-- Start Data to process --
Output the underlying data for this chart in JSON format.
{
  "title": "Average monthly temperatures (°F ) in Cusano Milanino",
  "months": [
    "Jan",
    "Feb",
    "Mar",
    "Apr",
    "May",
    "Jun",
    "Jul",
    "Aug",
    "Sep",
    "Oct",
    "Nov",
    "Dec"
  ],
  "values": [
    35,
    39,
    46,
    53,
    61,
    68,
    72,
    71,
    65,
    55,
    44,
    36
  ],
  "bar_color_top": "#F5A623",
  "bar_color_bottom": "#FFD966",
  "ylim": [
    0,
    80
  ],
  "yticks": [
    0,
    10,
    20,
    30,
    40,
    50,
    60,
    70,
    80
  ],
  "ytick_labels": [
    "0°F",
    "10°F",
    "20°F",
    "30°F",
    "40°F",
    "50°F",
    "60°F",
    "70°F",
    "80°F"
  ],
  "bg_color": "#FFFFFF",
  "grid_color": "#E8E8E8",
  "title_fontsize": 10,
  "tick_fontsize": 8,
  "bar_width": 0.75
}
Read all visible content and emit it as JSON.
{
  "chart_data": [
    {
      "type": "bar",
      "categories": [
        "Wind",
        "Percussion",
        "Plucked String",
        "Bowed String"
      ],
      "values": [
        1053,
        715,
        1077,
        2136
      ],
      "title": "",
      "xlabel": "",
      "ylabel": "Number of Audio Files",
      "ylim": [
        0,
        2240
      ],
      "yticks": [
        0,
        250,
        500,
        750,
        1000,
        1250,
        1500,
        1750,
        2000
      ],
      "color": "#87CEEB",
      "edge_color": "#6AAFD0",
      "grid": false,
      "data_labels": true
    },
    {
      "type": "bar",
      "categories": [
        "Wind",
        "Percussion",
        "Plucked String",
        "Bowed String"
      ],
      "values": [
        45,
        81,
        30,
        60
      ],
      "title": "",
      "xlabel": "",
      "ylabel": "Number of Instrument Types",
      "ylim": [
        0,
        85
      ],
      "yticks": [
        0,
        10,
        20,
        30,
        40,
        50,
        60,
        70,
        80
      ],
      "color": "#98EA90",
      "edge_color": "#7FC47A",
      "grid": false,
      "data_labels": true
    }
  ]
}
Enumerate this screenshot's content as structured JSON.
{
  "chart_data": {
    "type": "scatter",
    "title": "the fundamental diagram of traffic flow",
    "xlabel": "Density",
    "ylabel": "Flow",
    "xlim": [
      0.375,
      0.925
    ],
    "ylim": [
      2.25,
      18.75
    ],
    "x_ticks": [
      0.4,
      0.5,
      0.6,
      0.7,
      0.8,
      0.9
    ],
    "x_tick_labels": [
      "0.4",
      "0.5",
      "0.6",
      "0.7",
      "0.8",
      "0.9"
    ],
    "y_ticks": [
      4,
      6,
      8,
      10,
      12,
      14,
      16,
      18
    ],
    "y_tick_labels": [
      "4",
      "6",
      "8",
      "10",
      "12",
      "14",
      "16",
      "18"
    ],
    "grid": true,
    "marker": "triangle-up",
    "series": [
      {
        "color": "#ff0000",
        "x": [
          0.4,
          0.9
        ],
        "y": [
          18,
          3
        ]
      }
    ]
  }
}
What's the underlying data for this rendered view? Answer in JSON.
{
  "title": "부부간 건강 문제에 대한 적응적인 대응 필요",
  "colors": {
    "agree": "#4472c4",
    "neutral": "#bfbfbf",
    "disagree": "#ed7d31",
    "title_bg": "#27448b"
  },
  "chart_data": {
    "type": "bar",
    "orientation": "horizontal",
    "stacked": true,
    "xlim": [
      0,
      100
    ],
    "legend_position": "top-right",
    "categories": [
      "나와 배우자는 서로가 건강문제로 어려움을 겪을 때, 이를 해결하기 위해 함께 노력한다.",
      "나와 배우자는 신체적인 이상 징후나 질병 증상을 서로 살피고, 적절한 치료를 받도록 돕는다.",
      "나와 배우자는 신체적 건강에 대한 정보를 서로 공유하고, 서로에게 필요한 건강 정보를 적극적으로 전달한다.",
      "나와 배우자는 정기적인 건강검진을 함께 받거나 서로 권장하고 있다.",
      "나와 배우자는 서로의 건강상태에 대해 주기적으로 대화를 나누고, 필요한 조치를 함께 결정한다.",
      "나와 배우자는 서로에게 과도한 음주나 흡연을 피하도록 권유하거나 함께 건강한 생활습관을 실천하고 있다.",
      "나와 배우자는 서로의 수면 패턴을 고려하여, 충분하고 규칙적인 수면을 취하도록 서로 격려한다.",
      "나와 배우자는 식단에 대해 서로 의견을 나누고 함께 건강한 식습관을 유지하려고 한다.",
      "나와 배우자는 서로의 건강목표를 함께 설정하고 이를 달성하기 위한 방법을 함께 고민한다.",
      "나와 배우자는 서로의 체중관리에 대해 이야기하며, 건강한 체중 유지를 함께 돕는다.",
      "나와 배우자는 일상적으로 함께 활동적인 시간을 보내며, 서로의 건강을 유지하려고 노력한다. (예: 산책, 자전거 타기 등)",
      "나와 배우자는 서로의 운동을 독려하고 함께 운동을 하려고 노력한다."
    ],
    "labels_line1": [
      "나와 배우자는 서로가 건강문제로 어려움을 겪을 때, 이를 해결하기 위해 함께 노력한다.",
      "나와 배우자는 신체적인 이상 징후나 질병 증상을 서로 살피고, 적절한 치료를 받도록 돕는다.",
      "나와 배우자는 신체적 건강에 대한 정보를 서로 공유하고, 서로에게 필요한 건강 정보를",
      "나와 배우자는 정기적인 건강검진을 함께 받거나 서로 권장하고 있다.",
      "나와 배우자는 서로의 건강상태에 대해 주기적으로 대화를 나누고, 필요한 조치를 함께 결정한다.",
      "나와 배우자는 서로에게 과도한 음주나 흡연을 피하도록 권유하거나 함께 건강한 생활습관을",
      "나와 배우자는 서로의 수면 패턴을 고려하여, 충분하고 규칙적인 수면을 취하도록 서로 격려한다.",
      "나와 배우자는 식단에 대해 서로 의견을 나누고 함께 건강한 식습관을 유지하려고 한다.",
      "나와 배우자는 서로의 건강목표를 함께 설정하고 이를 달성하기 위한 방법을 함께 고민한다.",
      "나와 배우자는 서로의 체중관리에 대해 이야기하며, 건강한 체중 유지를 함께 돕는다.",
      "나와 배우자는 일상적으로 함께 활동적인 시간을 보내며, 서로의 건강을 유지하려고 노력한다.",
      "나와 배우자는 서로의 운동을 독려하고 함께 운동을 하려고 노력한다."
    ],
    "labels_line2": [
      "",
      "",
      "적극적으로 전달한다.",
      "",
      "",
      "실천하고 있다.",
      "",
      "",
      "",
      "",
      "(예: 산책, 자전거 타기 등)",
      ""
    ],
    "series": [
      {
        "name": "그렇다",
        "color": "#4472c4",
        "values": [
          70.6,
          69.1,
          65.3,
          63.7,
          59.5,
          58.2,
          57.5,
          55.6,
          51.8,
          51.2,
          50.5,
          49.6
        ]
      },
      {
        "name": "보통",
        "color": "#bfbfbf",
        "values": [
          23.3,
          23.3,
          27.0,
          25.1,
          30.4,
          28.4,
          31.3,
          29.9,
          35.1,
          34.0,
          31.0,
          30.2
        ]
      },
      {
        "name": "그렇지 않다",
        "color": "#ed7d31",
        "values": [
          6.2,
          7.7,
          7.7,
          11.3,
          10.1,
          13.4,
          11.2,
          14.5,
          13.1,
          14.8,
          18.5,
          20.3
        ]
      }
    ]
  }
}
-- End Data to process --
*Objective*
Which lines hold the word "content"? Show each one.

*Complete output*
Read all visible content and emit it as JSON.
Enumerate this screenshot's content as structured JSON.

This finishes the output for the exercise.